◆ EXERCISE BRIEF ◆
All of the material below is to be returned exactly.

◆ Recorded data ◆
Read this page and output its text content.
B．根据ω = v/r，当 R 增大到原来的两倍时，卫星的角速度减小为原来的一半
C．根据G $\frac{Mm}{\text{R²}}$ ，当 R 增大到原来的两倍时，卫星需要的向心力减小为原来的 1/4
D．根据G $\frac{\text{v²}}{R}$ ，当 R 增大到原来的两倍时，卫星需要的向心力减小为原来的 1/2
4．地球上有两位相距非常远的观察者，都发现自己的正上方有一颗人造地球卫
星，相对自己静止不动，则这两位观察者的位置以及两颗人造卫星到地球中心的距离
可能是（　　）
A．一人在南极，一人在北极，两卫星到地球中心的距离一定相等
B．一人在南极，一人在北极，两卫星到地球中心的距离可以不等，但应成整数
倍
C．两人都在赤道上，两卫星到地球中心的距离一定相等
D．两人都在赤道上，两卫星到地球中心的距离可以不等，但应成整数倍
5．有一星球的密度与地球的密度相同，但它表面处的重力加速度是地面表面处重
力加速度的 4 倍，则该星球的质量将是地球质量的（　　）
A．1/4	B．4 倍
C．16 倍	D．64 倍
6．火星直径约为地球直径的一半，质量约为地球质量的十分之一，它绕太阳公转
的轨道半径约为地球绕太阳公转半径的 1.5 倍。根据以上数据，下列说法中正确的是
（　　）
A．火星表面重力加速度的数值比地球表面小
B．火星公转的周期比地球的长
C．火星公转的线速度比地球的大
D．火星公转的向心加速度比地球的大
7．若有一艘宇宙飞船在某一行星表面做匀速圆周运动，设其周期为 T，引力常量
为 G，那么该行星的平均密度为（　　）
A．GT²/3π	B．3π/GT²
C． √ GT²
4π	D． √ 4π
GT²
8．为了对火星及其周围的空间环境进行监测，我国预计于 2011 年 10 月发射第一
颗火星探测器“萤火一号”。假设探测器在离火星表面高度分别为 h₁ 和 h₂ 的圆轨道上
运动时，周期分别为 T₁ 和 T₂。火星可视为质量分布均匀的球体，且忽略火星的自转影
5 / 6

◆ RESPONSE BELOW ◆
Read this page and output its text content.
B．根据ω = v/r，当 R 增大到原来的两倍时，卫星的角速度减小为原来的一半
C．根据G $\frac{Mm}{\text{R²}}$ ，当 R 增大到原来的两倍时，卫星需要的向心力减小为原来的 1/4
D．根据G $\frac{\text{v²}}{R}$ ，当 R 增大到原来的两倍时，卫星需要的向心力减小为原来的 1/2
4．地球上有两位相距非常远的观察者，都发现自己的正上方有一颗人造地球卫
星，相对自己静止不动，则这两位观察者的位置以及两颗人造卫星到地球中心的距离
可能是（　　）
A．一人在南极，一人在北极，两卫星到地球中心的距离一定相等
B．一人在南极，一人在北极，两卫星到地球中心的距离可以不等，但应成整数
倍
C．两人都在赤道上，两卫星到地球中心的距离一定相等
D．两人都在赤道上，两卫星到地球中心的距离可以不等，但应成整数倍
5．有一星球的密度与地球的密度相同，但它表面处的重力加速度是地面表面处重
力加速度的 4 倍，则该星球的质量将是地球质量的（　　）
A．1/4	B．4 倍
C．16 倍	D．64 倍
6．火星直径约为地球直径的一半，质量约为地球质量的十分之一，它绕太阳公转
的轨道半径约为地球绕太阳公转半径的 1.5 倍。根据以上数据，下列说法中正确的是
（　　）
A．火星表面重力加速度的数值比地球表面小
B．火星公转的周期比地球的长
C．火星公转的线速度比地球的大
D．火星公转的向心加速度比地球的大
7．若有一艘宇宙飞船在某一行星表面做匀速圆周运动，设其周期为 T，引力常量
为 G，那么该行星的平均密度为（　　）
A．GT²/3π	B．3π/GT²
C． √ GT²
4π	D． √ 4π
GT²
8．为了对火星及其周围的空间环境进行监测，我国预计于 2011 年 10 月发射第一
颗火星探测器“萤火一号”。假设探测器在离火星表面高度分别为 h₁ 和 h₂ 的圆轨道上
运动时，周期分别为 T₁ 和 T₂。火星可视为质量分布均匀的球体，且忽略火星的自转影
5 / 6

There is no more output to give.